Dataset excerpts:
= = = = =

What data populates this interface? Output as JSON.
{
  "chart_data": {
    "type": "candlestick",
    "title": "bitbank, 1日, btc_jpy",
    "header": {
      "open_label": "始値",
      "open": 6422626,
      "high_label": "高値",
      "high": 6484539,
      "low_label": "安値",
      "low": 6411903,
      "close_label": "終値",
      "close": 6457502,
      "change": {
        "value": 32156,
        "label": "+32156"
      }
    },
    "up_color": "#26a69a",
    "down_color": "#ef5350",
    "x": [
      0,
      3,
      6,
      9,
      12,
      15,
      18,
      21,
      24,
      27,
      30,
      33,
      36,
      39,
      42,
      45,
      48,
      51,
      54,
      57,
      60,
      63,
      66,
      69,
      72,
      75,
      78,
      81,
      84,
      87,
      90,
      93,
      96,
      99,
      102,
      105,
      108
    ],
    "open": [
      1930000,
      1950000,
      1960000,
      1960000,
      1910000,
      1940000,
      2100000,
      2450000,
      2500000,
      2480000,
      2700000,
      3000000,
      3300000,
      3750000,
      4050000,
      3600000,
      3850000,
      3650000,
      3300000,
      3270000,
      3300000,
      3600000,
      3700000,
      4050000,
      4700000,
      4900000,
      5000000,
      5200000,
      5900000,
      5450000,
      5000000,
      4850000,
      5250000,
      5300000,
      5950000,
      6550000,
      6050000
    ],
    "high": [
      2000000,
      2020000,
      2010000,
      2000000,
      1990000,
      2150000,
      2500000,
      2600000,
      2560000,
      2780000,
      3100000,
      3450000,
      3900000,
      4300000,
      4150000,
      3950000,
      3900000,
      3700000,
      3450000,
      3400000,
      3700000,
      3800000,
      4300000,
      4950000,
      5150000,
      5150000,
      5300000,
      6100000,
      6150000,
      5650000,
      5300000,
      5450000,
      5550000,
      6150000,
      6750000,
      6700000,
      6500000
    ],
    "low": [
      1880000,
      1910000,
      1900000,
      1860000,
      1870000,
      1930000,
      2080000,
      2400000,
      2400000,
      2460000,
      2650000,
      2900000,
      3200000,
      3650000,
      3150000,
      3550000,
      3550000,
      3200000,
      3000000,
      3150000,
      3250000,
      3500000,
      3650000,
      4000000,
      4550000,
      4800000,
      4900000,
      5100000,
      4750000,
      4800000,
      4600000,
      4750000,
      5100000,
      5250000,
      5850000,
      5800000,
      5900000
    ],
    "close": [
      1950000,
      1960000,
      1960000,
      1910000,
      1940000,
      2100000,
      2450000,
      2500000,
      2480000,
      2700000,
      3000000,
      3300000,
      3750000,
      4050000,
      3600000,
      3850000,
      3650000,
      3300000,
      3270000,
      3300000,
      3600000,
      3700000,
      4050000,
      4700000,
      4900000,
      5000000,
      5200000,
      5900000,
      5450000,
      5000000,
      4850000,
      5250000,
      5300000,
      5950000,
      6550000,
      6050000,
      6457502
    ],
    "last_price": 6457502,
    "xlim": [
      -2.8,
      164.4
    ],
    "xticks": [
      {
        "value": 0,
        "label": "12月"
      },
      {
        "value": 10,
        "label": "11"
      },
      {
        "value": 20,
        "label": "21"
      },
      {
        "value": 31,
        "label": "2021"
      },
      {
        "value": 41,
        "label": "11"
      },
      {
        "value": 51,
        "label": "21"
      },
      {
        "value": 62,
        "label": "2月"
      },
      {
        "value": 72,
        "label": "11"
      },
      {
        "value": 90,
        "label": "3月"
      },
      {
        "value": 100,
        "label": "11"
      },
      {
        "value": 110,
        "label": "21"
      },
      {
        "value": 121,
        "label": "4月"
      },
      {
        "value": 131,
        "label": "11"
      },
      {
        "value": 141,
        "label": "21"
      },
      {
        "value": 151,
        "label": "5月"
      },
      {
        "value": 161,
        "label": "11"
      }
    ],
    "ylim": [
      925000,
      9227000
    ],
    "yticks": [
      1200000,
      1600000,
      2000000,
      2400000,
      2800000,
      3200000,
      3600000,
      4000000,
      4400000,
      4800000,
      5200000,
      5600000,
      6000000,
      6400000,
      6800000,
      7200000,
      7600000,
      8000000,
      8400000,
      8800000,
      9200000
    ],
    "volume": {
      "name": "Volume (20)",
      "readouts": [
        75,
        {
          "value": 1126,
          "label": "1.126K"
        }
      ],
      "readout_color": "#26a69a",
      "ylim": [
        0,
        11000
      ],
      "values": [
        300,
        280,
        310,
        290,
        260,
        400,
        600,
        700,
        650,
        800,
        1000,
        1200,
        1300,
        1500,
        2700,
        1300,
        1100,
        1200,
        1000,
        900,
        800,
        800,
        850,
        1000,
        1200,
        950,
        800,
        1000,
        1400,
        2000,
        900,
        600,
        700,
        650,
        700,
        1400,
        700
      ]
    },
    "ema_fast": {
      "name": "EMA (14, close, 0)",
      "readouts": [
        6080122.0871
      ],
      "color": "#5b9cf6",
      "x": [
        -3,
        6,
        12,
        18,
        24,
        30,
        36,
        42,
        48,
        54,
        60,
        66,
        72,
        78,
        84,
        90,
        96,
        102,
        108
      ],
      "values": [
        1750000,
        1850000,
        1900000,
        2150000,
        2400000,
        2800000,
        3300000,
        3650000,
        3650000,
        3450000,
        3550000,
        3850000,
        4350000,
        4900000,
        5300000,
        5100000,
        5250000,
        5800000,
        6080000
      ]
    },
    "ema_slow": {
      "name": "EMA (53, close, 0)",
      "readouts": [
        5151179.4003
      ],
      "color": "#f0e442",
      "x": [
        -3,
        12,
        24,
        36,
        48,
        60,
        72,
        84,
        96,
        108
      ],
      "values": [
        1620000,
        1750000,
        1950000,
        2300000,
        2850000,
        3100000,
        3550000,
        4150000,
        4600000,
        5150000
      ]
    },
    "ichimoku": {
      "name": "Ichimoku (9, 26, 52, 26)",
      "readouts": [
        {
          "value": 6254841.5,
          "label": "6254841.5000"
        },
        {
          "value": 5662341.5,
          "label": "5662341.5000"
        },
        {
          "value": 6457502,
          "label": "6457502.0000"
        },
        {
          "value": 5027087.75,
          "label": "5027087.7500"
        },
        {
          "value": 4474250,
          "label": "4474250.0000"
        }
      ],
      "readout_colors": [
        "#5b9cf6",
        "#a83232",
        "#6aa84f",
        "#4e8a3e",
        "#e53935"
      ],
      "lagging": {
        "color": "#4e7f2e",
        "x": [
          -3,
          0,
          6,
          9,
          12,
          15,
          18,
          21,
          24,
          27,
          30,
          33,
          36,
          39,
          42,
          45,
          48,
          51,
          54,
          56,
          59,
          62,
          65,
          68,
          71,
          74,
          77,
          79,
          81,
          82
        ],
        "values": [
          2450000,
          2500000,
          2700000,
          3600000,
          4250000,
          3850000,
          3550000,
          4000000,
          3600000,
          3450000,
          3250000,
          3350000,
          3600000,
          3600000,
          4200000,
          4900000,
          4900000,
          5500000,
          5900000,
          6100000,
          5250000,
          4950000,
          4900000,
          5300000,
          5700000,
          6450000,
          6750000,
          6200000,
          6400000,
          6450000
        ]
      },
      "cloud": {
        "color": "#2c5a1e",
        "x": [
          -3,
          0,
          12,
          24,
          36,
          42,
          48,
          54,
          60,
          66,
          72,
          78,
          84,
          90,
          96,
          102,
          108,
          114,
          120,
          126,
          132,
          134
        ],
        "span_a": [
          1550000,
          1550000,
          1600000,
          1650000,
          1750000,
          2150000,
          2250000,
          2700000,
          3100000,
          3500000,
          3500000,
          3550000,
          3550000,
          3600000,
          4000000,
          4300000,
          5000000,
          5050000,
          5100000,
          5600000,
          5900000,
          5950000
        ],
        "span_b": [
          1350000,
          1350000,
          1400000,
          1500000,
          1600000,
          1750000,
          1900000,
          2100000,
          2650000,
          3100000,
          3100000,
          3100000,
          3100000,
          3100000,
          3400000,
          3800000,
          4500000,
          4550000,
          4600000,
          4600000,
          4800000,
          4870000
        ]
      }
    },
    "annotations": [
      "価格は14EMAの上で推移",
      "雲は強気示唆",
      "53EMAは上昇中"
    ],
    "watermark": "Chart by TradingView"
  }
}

= = = = =

Among the lines of the material, find those that hold the word "name" and copy them.

Full output:
      "name": "Volume (20)",
      "name": "EMA (14, close, 0)",
      "name": "EMA (53, close, 0)",
      "name": "Ichimoku (9, 26, 52, 26)",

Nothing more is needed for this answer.